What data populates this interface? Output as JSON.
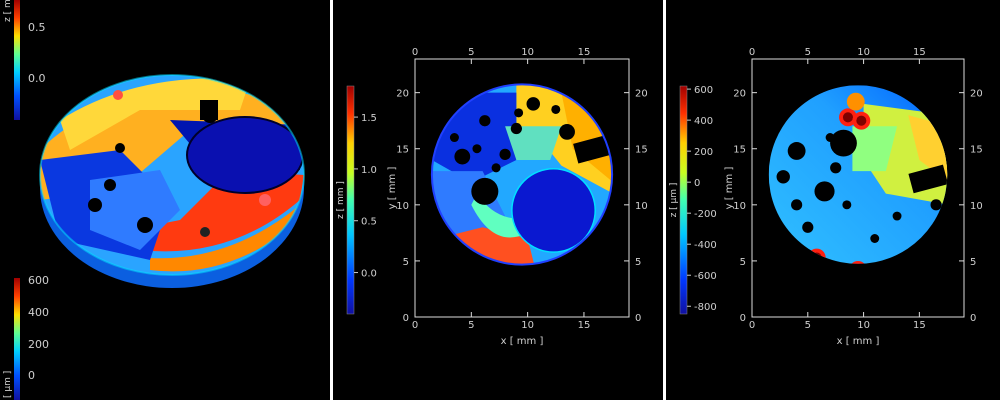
{
  "chart_data": [
    {
      "type": "3d-surface",
      "colorbars": [
        {
          "label": "z [ mm ]",
          "ticks": [
            "0.5",
            "0.0"
          ]
        },
        {
          "label": "[ µm ]",
          "ticks": [
            "600",
            "400",
            "200",
            "0"
          ]
        }
      ]
    },
    {
      "type": "heatmap",
      "xlabel": "x [ mm ]",
      "ylabel": "y [ mm ]",
      "xticks": [
        0,
        5,
        10,
        15
      ],
      "yticks": [
        0,
        5,
        10,
        15,
        20
      ],
      "xlim": [
        0,
        19
      ],
      "ylim": [
        0,
        23
      ],
      "colorbar": {
        "label": "z [ mm ]",
        "ticks": [
          "1.5",
          "1.0",
          "0.5",
          "0.0"
        ],
        "range": [
          -0.4,
          1.8
        ]
      }
    },
    {
      "type": "heatmap",
      "xlabel": "x [ mm ]",
      "ylabel": "y [ mm ]",
      "xticks": [
        0,
        5,
        10,
        15
      ],
      "yticks": [
        0,
        5,
        10,
        15,
        20
      ],
      "xlim": [
        0,
        19
      ],
      "ylim": [
        0,
        23
      ],
      "colorbar": {
        "label": "z [ µm ]",
        "ticks": [
          "600",
          "400",
          "200",
          "0",
          "-200",
          "-400",
          "-600",
          "-800"
        ],
        "range": [
          -850,
          620
        ]
      }
    }
  ]
}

┄┄┄┄┄┄

*WHAT IS EXPECTED:*
Reproduce every line exactly and omit all pictures.

*OUTPUT BELOW:*
What data populates this interface? Output as JSON.
{
  "chart_data": [
    {
      "type": "3d-surface",
      "colorbars": [
        {
          "label": "z [ mm ]",
          "ticks": [
            "0.5",
            "0.0"
          ]
        },
        {
          "label": "[ µm ]",
          "ticks": [
            "600",
            "400",
            "200",
            "0"
          ]
        }
      ]
    },
    {
      "type": "heatmap",
      "xlabel": "x [ mm ]",
      "ylabel": "y [ mm ]",
      "xticks": [
        0,
        5,
        10,
        15
      ],
      "yticks": [
        0,
        5,
        10,
        15,
        20
      ],
      "xlim": [
        0,
        19
      ],
      "ylim": [
        0,
        23
      ],
      "colorbar": {
        "label": "z [ mm ]",
        "ticks": [
          "1.5",
          "1.0",
          "0.5",
          "0.0"
        ],
        "range": [
          -0.4,
          1.8
        ]
      }
    },
    {
      "type": "heatmap",
      "xlabel": "x [ mm ]",
      "ylabel": "y [ mm ]",
      "xticks": [
        0,
        5,
        10,
        15
      ],
      "yticks": [
        0,
        5,
        10,
        15,
        20
      ],
      "xlim": [
        0,
        19
      ],
      "ylim": [
        0,
        23
      ],
      "colorbar": {
        "label": "z [ µm ]",
        "ticks": [
          "600",
          "400",
          "200",
          "0",
          "-200",
          "-400",
          "-600",
          "-800"
        ],
        "range": [
          -850,
          620
        ]
      }
    }
  ]
}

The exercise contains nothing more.